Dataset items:
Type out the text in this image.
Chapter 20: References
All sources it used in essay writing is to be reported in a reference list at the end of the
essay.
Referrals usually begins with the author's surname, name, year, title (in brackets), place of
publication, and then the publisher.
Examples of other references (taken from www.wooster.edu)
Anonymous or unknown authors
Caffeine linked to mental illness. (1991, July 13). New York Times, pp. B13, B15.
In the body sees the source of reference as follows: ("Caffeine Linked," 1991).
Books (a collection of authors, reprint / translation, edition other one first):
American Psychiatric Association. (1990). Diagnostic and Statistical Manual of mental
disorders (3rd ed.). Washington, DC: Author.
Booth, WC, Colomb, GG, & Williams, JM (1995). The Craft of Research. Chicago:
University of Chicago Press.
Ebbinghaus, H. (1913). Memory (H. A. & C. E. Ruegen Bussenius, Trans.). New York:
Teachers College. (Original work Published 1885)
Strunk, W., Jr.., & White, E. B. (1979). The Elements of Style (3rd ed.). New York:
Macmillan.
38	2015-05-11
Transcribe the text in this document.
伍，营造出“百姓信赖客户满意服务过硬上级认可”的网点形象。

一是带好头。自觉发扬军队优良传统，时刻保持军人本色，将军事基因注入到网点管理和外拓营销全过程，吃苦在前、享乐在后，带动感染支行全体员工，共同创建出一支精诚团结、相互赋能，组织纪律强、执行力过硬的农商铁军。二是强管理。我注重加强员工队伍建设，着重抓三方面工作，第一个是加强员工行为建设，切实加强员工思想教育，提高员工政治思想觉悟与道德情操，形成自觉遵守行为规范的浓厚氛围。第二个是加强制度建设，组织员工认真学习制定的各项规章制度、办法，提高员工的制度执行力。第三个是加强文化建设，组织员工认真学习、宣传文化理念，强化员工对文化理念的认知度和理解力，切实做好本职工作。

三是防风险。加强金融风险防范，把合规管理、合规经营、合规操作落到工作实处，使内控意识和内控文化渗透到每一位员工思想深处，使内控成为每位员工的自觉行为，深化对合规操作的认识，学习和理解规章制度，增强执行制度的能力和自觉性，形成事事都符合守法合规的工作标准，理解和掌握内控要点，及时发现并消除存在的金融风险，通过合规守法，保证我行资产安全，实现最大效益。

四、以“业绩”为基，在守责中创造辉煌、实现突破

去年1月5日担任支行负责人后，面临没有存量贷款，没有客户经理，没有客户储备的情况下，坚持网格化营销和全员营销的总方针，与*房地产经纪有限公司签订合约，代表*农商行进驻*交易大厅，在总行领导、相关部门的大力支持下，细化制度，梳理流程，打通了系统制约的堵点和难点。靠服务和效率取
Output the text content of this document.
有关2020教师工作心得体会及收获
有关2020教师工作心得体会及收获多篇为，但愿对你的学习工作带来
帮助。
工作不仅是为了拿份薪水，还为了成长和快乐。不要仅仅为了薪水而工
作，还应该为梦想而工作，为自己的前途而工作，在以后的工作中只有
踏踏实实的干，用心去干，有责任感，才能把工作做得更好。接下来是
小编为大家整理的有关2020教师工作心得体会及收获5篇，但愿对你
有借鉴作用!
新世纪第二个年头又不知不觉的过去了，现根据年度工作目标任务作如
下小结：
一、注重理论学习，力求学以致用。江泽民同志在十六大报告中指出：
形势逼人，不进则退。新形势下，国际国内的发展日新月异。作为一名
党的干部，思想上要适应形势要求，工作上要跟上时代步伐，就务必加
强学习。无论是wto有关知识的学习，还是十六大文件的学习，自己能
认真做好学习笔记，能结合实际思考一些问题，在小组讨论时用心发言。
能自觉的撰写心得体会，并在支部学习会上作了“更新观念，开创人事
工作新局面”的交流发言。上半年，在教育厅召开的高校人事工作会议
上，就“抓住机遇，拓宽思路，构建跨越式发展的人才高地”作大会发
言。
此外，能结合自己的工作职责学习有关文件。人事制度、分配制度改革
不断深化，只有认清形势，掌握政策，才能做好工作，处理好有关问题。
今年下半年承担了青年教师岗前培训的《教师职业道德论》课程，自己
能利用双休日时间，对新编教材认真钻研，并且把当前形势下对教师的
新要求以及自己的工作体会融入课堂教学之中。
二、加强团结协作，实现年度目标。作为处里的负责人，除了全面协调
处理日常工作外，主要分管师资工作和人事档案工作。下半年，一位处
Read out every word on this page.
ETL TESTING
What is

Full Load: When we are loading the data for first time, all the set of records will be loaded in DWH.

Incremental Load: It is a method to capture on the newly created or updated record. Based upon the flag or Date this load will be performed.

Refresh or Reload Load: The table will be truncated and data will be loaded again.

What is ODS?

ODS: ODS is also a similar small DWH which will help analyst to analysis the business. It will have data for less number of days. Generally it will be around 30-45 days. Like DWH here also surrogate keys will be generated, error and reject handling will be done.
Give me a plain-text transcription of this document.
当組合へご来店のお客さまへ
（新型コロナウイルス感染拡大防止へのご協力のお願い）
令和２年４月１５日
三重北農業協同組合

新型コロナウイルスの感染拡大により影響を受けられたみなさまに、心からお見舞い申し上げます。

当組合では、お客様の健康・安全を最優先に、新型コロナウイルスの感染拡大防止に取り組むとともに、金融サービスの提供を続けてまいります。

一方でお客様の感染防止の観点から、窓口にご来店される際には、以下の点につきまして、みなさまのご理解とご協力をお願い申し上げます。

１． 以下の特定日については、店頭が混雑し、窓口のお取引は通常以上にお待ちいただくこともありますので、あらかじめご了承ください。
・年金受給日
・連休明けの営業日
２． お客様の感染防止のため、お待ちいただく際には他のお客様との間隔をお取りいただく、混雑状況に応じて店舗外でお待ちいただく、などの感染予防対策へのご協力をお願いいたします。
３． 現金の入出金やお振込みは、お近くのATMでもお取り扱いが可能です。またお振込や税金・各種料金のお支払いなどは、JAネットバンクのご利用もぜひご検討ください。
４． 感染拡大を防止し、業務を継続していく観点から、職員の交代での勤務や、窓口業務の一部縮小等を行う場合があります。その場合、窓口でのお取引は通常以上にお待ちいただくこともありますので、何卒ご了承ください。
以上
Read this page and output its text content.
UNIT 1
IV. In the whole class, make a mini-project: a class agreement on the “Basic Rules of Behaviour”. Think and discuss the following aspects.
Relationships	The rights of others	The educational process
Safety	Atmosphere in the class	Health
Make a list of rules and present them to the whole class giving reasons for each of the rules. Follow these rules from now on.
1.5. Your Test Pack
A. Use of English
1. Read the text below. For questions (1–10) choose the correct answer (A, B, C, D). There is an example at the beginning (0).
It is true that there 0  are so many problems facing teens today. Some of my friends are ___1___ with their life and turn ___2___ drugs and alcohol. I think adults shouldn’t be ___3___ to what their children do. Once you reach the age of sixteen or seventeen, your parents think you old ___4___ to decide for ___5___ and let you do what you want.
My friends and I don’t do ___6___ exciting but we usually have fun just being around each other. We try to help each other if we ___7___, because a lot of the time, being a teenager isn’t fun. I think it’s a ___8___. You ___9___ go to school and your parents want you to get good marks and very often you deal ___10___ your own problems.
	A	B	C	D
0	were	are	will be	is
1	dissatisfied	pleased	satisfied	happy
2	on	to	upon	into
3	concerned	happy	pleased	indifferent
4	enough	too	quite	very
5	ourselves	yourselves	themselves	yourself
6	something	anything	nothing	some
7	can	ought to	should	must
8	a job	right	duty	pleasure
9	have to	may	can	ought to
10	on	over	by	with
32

**Written task:** Each line that holds the word "content" should be extracted from the records.

**Solution for this task:**
Output the text content of this document.
Read this page and output its text content.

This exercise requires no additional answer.